----- RECORDED INFORMATION

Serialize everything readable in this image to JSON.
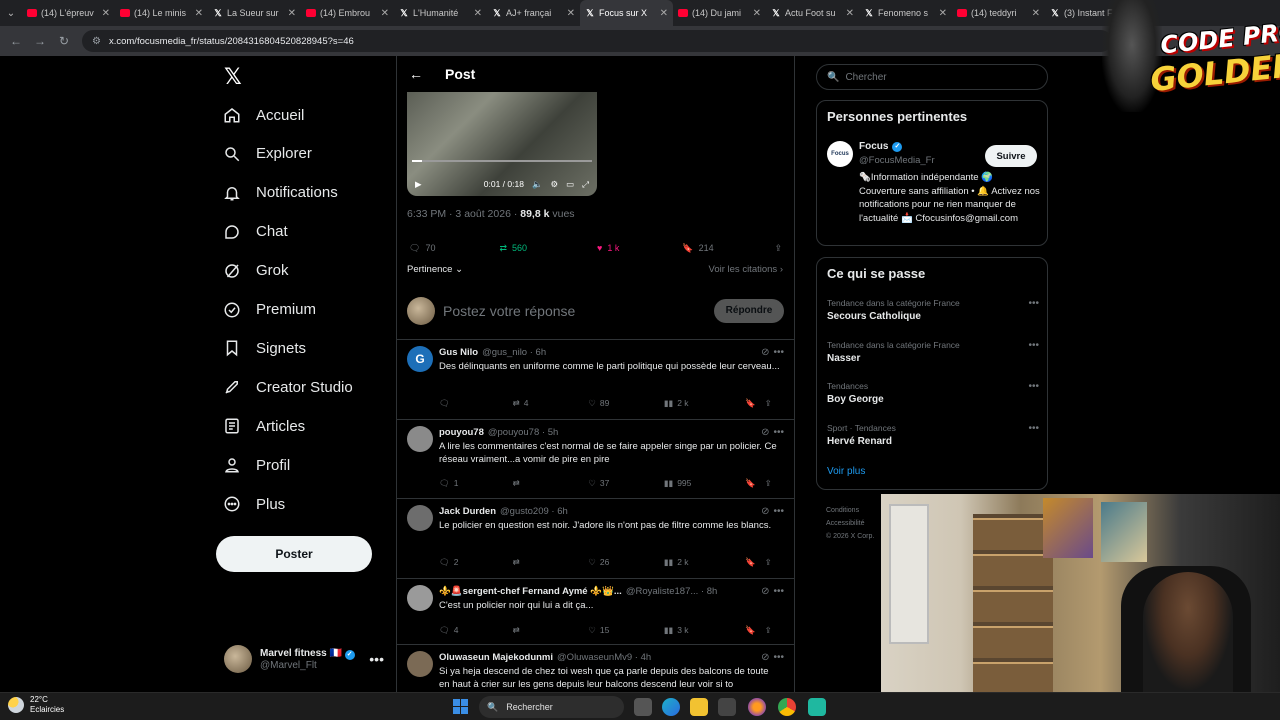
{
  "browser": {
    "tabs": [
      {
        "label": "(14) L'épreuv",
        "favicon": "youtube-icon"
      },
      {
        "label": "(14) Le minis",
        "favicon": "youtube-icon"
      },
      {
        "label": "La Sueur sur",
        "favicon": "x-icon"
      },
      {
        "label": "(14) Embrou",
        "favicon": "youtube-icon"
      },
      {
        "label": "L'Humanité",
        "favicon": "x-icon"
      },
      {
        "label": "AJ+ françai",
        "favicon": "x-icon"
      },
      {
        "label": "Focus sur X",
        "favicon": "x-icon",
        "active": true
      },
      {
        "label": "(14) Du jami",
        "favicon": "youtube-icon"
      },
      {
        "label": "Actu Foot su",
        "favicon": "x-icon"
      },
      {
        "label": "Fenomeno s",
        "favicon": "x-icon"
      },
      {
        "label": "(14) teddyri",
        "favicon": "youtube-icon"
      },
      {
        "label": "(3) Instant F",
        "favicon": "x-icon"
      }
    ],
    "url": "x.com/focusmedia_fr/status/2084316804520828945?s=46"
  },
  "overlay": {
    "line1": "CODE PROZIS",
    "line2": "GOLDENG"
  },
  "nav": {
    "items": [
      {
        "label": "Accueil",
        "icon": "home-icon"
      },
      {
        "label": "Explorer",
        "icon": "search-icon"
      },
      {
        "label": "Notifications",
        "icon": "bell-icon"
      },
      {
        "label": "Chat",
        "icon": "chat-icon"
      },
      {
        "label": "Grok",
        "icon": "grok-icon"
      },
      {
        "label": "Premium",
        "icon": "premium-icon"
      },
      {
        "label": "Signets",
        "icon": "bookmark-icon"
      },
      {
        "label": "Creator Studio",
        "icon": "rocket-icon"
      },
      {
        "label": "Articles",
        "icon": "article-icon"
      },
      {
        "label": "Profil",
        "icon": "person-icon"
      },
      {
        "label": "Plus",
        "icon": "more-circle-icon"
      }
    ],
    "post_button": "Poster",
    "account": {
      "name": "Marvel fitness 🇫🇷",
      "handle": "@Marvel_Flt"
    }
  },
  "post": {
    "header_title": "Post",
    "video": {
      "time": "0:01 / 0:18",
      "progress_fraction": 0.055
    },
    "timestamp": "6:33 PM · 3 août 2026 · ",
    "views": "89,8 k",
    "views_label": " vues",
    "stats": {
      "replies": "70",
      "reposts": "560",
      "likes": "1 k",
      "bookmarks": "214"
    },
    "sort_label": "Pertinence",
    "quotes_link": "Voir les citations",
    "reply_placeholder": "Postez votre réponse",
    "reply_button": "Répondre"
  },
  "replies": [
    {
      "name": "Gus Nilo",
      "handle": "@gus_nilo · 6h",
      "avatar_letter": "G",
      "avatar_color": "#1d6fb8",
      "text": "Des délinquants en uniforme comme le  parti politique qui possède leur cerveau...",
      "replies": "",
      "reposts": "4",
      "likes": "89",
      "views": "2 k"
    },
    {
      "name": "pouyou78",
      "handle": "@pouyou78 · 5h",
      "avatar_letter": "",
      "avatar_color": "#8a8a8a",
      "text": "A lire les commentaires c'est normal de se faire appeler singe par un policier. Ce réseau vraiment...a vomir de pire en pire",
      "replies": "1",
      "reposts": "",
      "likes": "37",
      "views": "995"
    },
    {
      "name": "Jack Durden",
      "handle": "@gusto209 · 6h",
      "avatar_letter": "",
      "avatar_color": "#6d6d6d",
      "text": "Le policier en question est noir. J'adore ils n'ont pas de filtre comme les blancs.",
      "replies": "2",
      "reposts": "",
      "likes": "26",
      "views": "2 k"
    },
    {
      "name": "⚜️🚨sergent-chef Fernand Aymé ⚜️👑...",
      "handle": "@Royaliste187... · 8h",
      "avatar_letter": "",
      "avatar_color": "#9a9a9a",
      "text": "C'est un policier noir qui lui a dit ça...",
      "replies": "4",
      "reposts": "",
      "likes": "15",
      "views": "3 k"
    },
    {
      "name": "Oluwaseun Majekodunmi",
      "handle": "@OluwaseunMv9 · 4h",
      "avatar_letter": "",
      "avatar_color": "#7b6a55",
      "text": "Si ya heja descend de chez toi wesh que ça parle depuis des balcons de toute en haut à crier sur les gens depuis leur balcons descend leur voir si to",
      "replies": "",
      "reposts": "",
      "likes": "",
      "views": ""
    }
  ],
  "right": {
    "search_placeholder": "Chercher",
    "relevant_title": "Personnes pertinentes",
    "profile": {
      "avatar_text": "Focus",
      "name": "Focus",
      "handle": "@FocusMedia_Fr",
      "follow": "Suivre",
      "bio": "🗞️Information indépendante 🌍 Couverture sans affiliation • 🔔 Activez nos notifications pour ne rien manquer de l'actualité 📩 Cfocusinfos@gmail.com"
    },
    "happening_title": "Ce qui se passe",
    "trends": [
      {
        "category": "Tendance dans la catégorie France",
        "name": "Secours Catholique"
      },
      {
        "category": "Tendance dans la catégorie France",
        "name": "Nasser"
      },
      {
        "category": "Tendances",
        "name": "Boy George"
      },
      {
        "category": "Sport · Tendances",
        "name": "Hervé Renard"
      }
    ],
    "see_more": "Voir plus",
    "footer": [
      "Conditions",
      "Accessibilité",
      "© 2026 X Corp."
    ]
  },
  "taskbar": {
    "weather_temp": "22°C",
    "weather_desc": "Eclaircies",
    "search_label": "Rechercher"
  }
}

----------
----- RECORDED INFORMATION

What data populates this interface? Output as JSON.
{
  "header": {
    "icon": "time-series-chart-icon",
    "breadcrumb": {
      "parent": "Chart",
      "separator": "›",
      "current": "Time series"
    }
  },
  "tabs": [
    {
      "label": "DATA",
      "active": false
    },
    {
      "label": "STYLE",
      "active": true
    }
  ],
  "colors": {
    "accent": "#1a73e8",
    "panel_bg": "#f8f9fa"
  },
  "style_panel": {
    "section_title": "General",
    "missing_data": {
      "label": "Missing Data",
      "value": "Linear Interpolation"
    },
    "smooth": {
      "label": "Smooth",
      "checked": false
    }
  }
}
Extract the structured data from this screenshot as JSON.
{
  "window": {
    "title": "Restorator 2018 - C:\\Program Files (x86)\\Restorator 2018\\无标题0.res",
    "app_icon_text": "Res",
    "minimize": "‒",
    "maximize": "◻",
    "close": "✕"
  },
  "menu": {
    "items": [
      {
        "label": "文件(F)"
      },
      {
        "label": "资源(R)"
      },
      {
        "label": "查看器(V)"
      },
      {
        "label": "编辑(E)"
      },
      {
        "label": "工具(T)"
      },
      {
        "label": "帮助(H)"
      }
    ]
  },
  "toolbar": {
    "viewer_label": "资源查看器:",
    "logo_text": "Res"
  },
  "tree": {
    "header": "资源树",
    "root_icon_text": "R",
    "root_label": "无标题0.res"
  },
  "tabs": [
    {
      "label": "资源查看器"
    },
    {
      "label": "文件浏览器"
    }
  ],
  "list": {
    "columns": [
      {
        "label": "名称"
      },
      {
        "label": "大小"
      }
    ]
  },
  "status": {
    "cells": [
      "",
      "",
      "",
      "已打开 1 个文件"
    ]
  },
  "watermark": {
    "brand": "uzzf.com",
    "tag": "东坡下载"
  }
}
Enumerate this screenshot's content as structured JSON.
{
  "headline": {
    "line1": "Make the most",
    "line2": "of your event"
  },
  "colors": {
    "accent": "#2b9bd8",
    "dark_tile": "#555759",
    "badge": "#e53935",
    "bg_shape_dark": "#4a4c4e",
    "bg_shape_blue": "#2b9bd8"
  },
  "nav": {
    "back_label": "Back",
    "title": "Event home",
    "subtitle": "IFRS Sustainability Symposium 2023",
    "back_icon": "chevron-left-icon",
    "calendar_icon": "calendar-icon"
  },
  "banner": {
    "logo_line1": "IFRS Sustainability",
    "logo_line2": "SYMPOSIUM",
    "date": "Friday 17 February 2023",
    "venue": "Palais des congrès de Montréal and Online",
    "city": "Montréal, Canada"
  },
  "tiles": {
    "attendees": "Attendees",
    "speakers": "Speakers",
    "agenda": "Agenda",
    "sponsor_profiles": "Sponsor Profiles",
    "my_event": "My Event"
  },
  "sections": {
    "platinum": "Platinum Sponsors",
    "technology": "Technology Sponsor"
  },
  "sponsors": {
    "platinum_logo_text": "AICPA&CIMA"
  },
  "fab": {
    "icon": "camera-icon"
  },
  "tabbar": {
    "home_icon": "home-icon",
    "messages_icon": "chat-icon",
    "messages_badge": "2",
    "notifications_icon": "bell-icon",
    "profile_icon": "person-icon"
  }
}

----------

[WHAT THE EXERCISE ASKS] Collect each line holding the string "screenshot".

[ANSWER IN FULL]
Extract the structured data from this screenshot as JSON.
Enumerate this screenshot's content as structured JSON.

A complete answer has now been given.